(Extracted data entries)

** begin **

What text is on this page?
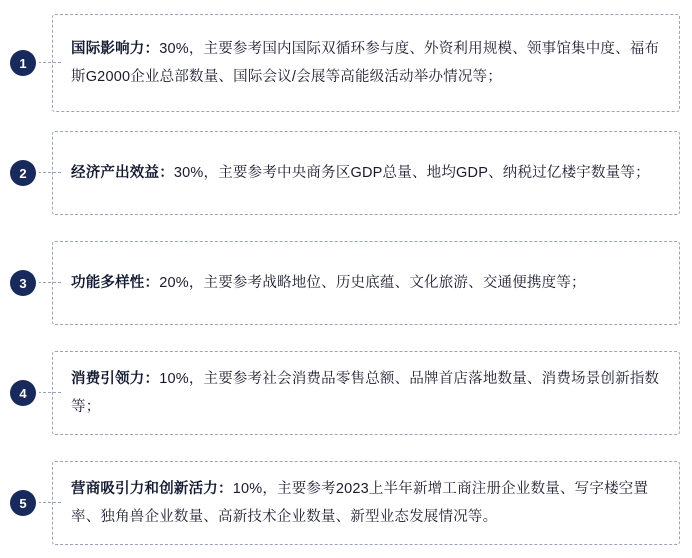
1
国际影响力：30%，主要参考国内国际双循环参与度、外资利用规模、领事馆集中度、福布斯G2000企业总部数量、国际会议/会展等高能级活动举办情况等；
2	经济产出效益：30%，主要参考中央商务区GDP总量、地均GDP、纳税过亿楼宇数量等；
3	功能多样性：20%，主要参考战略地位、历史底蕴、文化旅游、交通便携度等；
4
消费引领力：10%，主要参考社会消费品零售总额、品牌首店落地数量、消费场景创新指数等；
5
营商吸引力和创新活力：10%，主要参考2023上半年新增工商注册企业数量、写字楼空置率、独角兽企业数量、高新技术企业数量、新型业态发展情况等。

** end **
** begin **

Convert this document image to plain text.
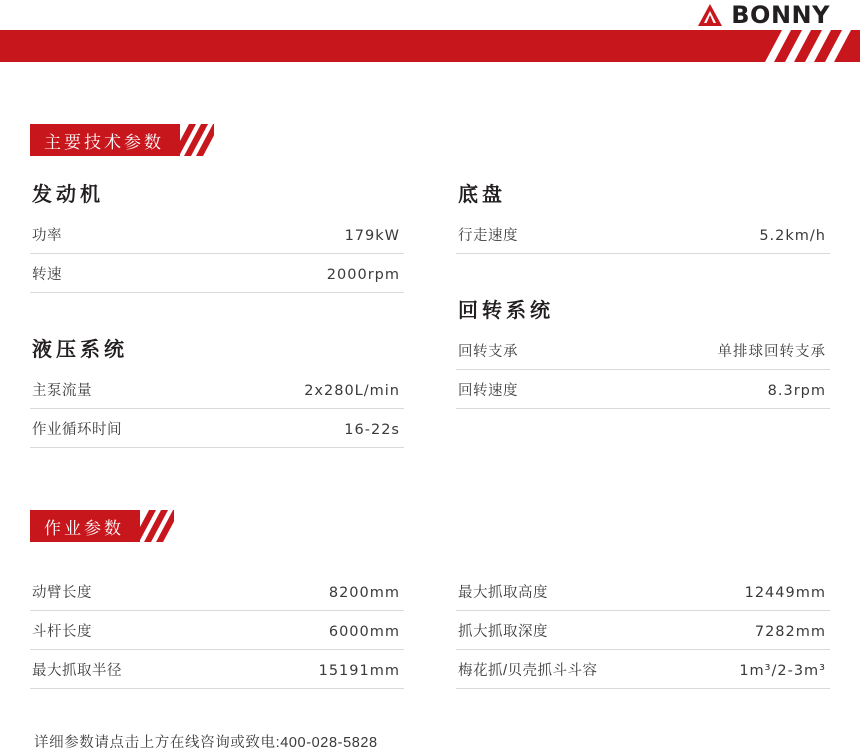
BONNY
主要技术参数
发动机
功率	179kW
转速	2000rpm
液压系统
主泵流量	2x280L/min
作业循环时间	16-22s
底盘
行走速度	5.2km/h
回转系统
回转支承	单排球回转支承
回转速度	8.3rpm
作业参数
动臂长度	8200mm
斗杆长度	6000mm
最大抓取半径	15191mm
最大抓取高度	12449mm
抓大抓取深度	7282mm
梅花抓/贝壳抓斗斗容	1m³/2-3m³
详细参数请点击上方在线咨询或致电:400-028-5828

** end **

TASK STATEMENT: Find the lines that include the string "this", then copy each of them.

ANSWER:
What text is on this page?
Convert this document image to plain text.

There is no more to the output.